> Что требуется:
Перепишите слово в слово всю статью о предпосылках экономического развития Японии к середине XIX века.

> Статья:
--------

Если в отношении Индии и Китая больше века шли дискуссии, почему, несмотря на некоторые позитивные предпосылки, они не встали на путь нормального экономического развития, то в случае Японии гадают, почему у нее «получилось»99. К середине XIX века японское общество было в значительной степени урбанизированным и коммерциализированным. Имелись серьезные тенденции к объединению национального рынка. Благодаря островному положению границы государства были ясно определены. Внутри царил мир, дорогостоящей защиты от внешних угроз тоже не требовалось. Вплоть до местного уровня страна управлялась необыкновенно эффективно. Она накопила опыт распоряжения ограниченными природными ресурсами. Уровень культурного развития населения, показательный по оценкам процентного соотношения умевших читать и писать, был чрезвычайно высоким не только по азиатским меркам. Таким образом, Япония обладала прекрасными предпосылками для адаптации к новым технологиям и новым организационным формам производства.

--------

> Исходные данные:
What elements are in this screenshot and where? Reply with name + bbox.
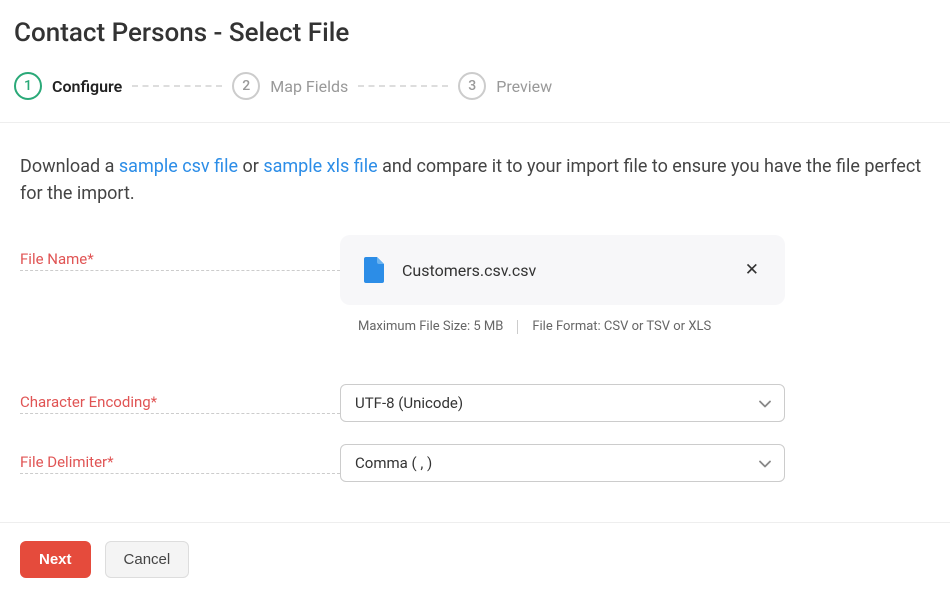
- step-connector: [358, 85, 448, 87]
- step-label: Preview: [496, 77, 552, 96]
- file-format: File Format: CSV or TSV or XLS: [532, 319, 711, 334]
- step-number: 1: [14, 72, 42, 100]
- file-icon: [364, 257, 384, 283]
- encoding-select[interactable]: UTF-8 (Unicode): [340, 384, 785, 422]
- page-title: Contact Persons - Select File: [0, 0, 950, 66]
- sample-csv-link[interactable]: sample csv file: [119, 156, 238, 177]
- step-configure[interactable]: 1 Configure: [14, 72, 122, 100]
- step-label: Map Fields: [270, 77, 348, 96]
- delimiter-select[interactable]: Comma ( , ): [340, 444, 785, 482]
- file-name-text: Customers.csv.csv: [402, 261, 536, 280]
- close-icon[interactable]: ✕: [739, 260, 765, 280]
- file-selected-box: Customers.csv.csv ✕: [340, 235, 785, 305]
- step-preview: 3 Preview: [458, 72, 552, 100]
- cancel-button[interactable]: Cancel: [105, 541, 190, 578]
- next-button[interactable]: Next: [20, 541, 91, 578]
- stepper: 1 Configure 2 Map Fields 3 Preview: [0, 66, 950, 122]
- encoding-value: UTF-8 (Unicode): [355, 394, 463, 412]
- file-name-label: File Name*: [20, 250, 340, 271]
- step-number: 3: [458, 72, 486, 100]
- encoding-label: Character Encoding*: [20, 393, 340, 414]
- divider: [0, 522, 950, 523]
- step-label: Configure: [52, 77, 122, 96]
- delimiter-value: Comma ( , ): [355, 454, 432, 472]
- file-max-size: Maximum File Size: 5 MB: [358, 319, 503, 334]
- intro-text: Download a sample csv file or sample xls…: [20, 153, 930, 207]
- delimiter-label: File Delimiter*: [20, 453, 340, 474]
- step-number: 2: [232, 72, 260, 100]
- sample-xls-link[interactable]: sample xls file: [263, 156, 377, 177]
- step-connector: [132, 85, 222, 87]
- step-map-fields: 2 Map Fields: [232, 72, 348, 100]
- meta-separator: [517, 320, 518, 334]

--------

> Правильный ответ:
Если в отношении Индии и Китая больше века шли дискуссии, почему, несмотря на некоторые позитивные предпосылки, они не встали на путь нормального экономического развития, то в случае Японии гадают, почему у нее «получилось»99. К середине XIX века японское общество было в значительной степени урбанизированным и коммерциализированным. Имелись серьезные тенденции к объединению национального рынка. Благодаря островному положению границы государства были ясно определены. Внутри царил мир, дорогостоящей защиты от внешних угроз тоже не требовалось. Вплоть до местного уровня страна управлялась необыкновенно эффективно. Она накопила опыт распоряжения ограниченными природными ресурсами. Уровень культурного развития населения, показательный по оценкам процентного соотношения умевших читать и писать, был чрезвычайно высоким не только по азиатским меркам. Таким образом, Япония обладала прекрасными предпосылками для адаптации к новым технологиям и новым организационным формам производства.